[The input]

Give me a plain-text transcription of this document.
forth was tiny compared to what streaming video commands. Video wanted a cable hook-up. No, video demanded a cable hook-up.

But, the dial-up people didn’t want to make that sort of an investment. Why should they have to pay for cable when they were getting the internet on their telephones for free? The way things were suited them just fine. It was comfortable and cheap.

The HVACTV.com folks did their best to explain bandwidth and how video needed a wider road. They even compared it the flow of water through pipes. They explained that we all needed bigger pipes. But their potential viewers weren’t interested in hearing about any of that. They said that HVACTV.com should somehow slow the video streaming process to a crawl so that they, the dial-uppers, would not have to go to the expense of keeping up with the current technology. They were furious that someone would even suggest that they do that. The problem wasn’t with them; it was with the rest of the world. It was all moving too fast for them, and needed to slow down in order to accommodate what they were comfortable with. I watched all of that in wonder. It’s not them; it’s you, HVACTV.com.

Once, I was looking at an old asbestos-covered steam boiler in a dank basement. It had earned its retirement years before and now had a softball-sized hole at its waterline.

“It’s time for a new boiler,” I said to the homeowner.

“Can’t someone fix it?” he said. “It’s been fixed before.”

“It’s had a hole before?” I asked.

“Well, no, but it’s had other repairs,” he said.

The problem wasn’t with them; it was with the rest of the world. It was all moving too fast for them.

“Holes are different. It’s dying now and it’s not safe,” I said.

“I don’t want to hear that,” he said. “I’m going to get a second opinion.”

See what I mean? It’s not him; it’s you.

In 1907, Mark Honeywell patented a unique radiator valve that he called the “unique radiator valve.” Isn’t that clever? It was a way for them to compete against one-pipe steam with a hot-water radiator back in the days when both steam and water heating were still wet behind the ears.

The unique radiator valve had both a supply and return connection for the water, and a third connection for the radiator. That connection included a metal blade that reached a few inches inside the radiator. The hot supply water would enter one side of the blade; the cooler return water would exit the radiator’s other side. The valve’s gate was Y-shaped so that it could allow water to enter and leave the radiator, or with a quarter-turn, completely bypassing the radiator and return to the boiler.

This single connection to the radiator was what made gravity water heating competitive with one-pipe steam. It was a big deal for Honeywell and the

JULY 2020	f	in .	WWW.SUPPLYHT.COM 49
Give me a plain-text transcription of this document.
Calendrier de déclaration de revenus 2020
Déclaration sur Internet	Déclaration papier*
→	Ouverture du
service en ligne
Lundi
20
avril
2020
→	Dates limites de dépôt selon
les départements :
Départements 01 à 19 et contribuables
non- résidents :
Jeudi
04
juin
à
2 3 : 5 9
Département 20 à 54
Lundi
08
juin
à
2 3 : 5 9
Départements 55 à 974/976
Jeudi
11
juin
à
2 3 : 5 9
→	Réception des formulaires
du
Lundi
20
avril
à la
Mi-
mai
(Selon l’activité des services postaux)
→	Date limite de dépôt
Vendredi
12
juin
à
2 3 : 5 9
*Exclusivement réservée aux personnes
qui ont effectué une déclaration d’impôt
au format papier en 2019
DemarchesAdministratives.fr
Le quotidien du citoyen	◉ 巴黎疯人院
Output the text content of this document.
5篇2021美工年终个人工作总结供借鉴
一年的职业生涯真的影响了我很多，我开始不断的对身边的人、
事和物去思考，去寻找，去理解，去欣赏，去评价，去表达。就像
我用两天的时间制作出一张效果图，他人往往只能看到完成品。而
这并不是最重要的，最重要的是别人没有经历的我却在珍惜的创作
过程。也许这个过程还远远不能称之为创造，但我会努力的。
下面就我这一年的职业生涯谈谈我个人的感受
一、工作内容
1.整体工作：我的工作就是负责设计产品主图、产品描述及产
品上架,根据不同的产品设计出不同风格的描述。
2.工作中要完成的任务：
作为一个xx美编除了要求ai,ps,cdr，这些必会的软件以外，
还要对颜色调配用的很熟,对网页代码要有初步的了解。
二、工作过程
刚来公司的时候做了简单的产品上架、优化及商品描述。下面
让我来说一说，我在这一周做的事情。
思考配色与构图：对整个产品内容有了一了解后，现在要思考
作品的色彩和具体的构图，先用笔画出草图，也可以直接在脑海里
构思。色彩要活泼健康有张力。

[Task description]
Write out the entire listing exactly.

[Solution to this exercise]
Give me a plain-text transcription of this document.
forth was tiny compared to what streaming video commands. Video wanted a cable hook-up. No, video demanded a cable hook-up.

But, the dial-up people didn’t want to make that sort of an investment. Why should they have to pay for cable when they were getting the internet on their telephones for free? The way things were suited them just fine. It was comfortable and cheap.

The HVACTV.com folks did their best to explain bandwidth and how video needed a wider road. They even compared it the flow of water through pipes. They explained that we all needed bigger pipes. But their potential viewers weren’t interested in hearing about any of that. They said that HVACTV.com should somehow slow the video streaming process to a crawl so that they, the dial-uppers, would not have to go to the expense of keeping up with the current technology. They were furious that someone would even suggest that they do that. The problem wasn’t with them; it was with the rest of the world. It was all moving too fast for them, and needed to slow down in order to accommodate what they were comfortable with. I watched all of that in wonder. It’s not them; it’s you, HVACTV.com.

Once, I was looking at an old asbestos-covered steam boiler in a dank basement. It had earned its retirement years before and now had a softball-sized hole at its waterline.

“It’s time for a new boiler,” I said to the homeowner.

“Can’t someone fix it?” he said. “It’s been fixed before.”

“It’s had a hole before?” I asked.

“Well, no, but it’s had other repairs,” he said.

The problem wasn’t with them; it was with the rest of the world. It was all moving too fast for them.

“Holes are different. It’s dying now and it’s not safe,” I said.

“I don’t want to hear that,” he said. “I’m going to get a second opinion.”

See what I mean? It’s not him; it’s you.

In 1907, Mark Honeywell patented a unique radiator valve that he called the “unique radiator valve.” Isn’t that clever? It was a way for them to compete against one-pipe steam with a hot-water radiator back in the days when both steam and water heating were still wet behind the ears.

The unique radiator valve had both a supply and return connection for the water, and a third connection for the radiator. That connection included a metal blade that reached a few inches inside the radiator. The hot supply water would enter one side of the blade; the cooler return water would exit the radiator’s other side. The valve’s gate was Y-shaped so that it could allow water to enter and leave the radiator, or with a quarter-turn, completely bypassing the radiator and return to the boiler.

This single connection to the radiator was what made gravity water heating competitive with one-pipe steam. It was a big deal for Honeywell and the

JULY 2020	f	in .	WWW.SUPPLYHT.COM 49
Give me a plain-text transcription of this document.
Calendrier de déclaration de revenus 2020
Déclaration sur Internet	Déclaration papier*
→	Ouverture du
service en ligne
Lundi
20
avril
2020
→	Dates limites de dépôt selon
les départements :
Départements 01 à 19 et contribuables
non- résidents :
Jeudi
04
juin
à
2 3 : 5 9
Département 20 à 54
Lundi
08
juin
à
2 3 : 5 9
Départements 55 à 974/976
Jeudi
11
juin
à
2 3 : 5 9
→	Réception des formulaires
du
Lundi
20
avril
à la
Mi-
mai
(Selon l’activité des services postaux)
→	Date limite de dépôt
Vendredi
12
juin
à
2 3 : 5 9
*Exclusivement réservée aux personnes
qui ont effectué une déclaration d’impôt
au format papier en 2019
DemarchesAdministratives.fr
Le quotidien du citoyen	◉ 巴黎疯人院
Output the text content of this document.
5篇2021美工年终个人工作总结供借鉴
一年的职业生涯真的影响了我很多，我开始不断的对身边的人、
事和物去思考，去寻找，去理解，去欣赏，去评价，去表达。就像
我用两天的时间制作出一张效果图，他人往往只能看到完成品。而
这并不是最重要的，最重要的是别人没有经历的我却在珍惜的创作
过程。也许这个过程还远远不能称之为创造，但我会努力的。
下面就我这一年的职业生涯谈谈我个人的感受
一、工作内容
1.整体工作：我的工作就是负责设计产品主图、产品描述及产
品上架,根据不同的产品设计出不同风格的描述。
2.工作中要完成的任务：
作为一个xx美编除了要求ai,ps,cdr，这些必会的软件以外，
还要对颜色调配用的很熟,对网页代码要有初步的了解。
二、工作过程
刚来公司的时候做了简单的产品上架、优化及商品描述。下面
让我来说一说，我在这一周做的事情。
思考配色与构图：对整个产品内容有了一了解后，现在要思考
作品的色彩和具体的构图，先用笔画出草图，也可以直接在脑海里
构思。色彩要活泼健康有张力。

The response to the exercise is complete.